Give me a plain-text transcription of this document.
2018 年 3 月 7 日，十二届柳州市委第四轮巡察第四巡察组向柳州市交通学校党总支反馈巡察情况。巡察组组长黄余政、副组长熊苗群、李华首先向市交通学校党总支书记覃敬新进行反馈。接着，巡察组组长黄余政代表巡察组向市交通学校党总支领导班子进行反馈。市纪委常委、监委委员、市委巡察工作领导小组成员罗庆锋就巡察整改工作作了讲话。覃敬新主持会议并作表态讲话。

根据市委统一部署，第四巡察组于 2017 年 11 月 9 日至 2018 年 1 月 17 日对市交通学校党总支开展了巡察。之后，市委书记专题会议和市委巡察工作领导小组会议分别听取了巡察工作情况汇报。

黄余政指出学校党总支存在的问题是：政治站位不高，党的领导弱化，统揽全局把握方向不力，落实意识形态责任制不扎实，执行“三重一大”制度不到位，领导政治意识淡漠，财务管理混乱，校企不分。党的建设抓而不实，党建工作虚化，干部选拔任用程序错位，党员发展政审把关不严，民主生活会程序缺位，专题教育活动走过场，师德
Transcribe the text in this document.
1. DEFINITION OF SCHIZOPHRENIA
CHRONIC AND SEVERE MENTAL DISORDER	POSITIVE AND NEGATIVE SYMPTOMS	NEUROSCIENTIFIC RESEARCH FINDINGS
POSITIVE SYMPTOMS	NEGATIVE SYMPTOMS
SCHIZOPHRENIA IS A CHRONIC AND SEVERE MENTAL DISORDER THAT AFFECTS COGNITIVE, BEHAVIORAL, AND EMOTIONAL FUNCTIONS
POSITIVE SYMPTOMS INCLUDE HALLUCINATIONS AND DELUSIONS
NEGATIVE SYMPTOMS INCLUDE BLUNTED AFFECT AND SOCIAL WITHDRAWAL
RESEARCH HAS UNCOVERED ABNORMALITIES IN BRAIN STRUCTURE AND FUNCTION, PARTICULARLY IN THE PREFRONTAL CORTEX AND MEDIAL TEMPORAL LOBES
++++++++++
▶ _WORK TO COMPLETE_
Each line of the material above must be retyped precisely.

▶ _RESULT BELOW_
Give me a plain-text transcription of this document.
2018 年 3 月 7 日，十二届柳州市委第四轮巡察第四巡察组向柳州市交通学校党总支反馈巡察情况。巡察组组长黄余政、副组长熊苗群、李华首先向市交通学校党总支书记覃敬新进行反馈。接着，巡察组组长黄余政代表巡察组向市交通学校党总支领导班子进行反馈。市纪委常委、监委委员、市委巡察工作领导小组成员罗庆锋就巡察整改工作作了讲话。覃敬新主持会议并作表态讲话。

根据市委统一部署，第四巡察组于 2017 年 11 月 9 日至 2018 年 1 月 17 日对市交通学校党总支开展了巡察。之后，市委书记专题会议和市委巡察工作领导小组会议分别听取了巡察工作情况汇报。

黄余政指出学校党总支存在的问题是：政治站位不高，党的领导弱化，统揽全局把握方向不力，落实意识形态责任制不扎实，执行“三重一大”制度不到位，领导政治意识淡漠，财务管理混乱，校企不分。党的建设抓而不实，党建工作虚化，干部选拔任用程序错位，党员发展政审把关不严，民主生活会程序缺位，专题教育活动走过场，师德
Transcribe the text in this document.
1. DEFINITION OF SCHIZOPHRENIA
CHRONIC AND SEVERE MENTAL DISORDER	POSITIVE AND NEGATIVE SYMPTOMS	NEUROSCIENTIFIC RESEARCH FINDINGS
POSITIVE SYMPTOMS	NEGATIVE SYMPTOMS
SCHIZOPHRENIA IS A CHRONIC AND SEVERE MENTAL DISORDER THAT AFFECTS COGNITIVE, BEHAVIORAL, AND EMOTIONAL FUNCTIONS
POSITIVE SYMPTOMS INCLUDE HALLUCINATIONS AND DELUSIONS
NEGATIVE SYMPTOMS INCLUDE BLUNTED AFFECT AND SOCIAL WITHDRAWAL
RESEARCH HAS UNCOVERED ABNORMALITIES IN BRAIN STRUCTURE AND FUNCTION, PARTICULARLY IN THE PREFRONTAL CORTEX AND MEDIAL TEMPORAL LOBES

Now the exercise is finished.